From the listing that follows, extract every line and set it down unaltered.

#### Supplied material:
* * *
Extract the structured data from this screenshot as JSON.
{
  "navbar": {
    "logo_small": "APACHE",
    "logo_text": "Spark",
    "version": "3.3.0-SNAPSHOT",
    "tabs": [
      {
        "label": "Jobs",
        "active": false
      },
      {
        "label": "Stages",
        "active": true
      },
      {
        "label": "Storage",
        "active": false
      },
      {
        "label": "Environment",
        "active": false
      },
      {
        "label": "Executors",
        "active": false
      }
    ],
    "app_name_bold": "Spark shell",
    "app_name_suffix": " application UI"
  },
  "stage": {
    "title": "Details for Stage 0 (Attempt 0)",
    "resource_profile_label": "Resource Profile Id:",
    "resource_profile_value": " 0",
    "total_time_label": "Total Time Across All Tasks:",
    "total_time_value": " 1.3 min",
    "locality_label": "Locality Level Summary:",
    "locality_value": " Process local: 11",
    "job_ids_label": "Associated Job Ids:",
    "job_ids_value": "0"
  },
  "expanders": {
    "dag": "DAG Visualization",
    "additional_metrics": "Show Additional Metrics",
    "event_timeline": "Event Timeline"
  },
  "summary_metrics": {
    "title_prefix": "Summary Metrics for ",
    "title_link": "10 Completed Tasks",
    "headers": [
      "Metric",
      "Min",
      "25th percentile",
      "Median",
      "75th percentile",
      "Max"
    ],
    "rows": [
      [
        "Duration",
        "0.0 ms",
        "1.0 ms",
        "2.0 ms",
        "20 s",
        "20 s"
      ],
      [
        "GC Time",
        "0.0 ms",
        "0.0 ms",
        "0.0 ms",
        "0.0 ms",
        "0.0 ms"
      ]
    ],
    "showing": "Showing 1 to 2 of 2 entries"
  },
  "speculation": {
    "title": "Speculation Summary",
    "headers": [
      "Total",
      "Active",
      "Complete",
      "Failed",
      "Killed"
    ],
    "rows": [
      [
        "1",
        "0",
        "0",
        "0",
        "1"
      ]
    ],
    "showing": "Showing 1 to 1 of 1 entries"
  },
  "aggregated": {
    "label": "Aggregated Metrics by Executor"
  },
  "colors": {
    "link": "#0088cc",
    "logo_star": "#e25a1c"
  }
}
* * *
#### Exercise solution:
Extract the structured data from this screenshot as JSON.
{
  "navbar": {
    "logo_small": "APACHE",
    "logo_text": "Spark",
    "version": "3.3.0-SNAPSHOT",
    "tabs": [
      {
        "label": "Jobs",
        "active": false
      },
      {
        "label": "Stages",
        "active": true
      },
      {
        "label": "Storage",
        "active": false
      },
      {
        "label": "Environment",
        "active": false
      },
      {
        "label": "Executors",
        "active": false
      }
    ],
    "app_name_bold": "Spark shell",
    "app_name_suffix": " application UI"
  },
  "stage": {
    "title": "Details for Stage 0 (Attempt 0)",
    "resource_profile_label": "Resource Profile Id:",
    "resource_profile_value": " 0",
    "total_time_label": "Total Time Across All Tasks:",
    "total_time_value": " 1.3 min",
    "locality_label": "Locality Level Summary:",
    "locality_value": " Process local: 11",
    "job_ids_label": "Associated Job Ids:",
    "job_ids_value": "0"
  },
  "expanders": {
    "dag": "DAG Visualization",
    "additional_metrics": "Show Additional Metrics",
    "event_timeline": "Event Timeline"
  },
  "summary_metrics": {
    "title_prefix": "Summary Metrics for ",
    "title_link": "10 Completed Tasks",
    "headers": [
      "Metric",
      "Min",
      "25th percentile",
      "Median",
      "75th percentile",
      "Max"
    ],
    "rows": [
      [
        "Duration",
        "0.0 ms",
        "1.0 ms",
        "2.0 ms",
        "20 s",
        "20 s"
      ],
      [
        "GC Time",
        "0.0 ms",
        "0.0 ms",
        "0.0 ms",
        "0.0 ms",
        "0.0 ms"
      ]
    ],
    "showing": "Showing 1 to 2 of 2 entries"
  },
  "speculation": {
    "title": "Speculation Summary",
    "headers": [
      "Total",
      "Active",
      "Complete",
      "Failed",
      "Killed"
    ],
    "rows": [
      [
        "1",
        "0",
        "0",
        "0",
        "1"
      ]
    ],
    "showing": "Showing 1 to 1 of 1 entries"
  },
  "aggregated": {
    "label": "Aggregated Metrics by Executor"
  },
  "colors": {
    "link": "#0088cc",
    "logo_star": "#e25a1c"
  }
}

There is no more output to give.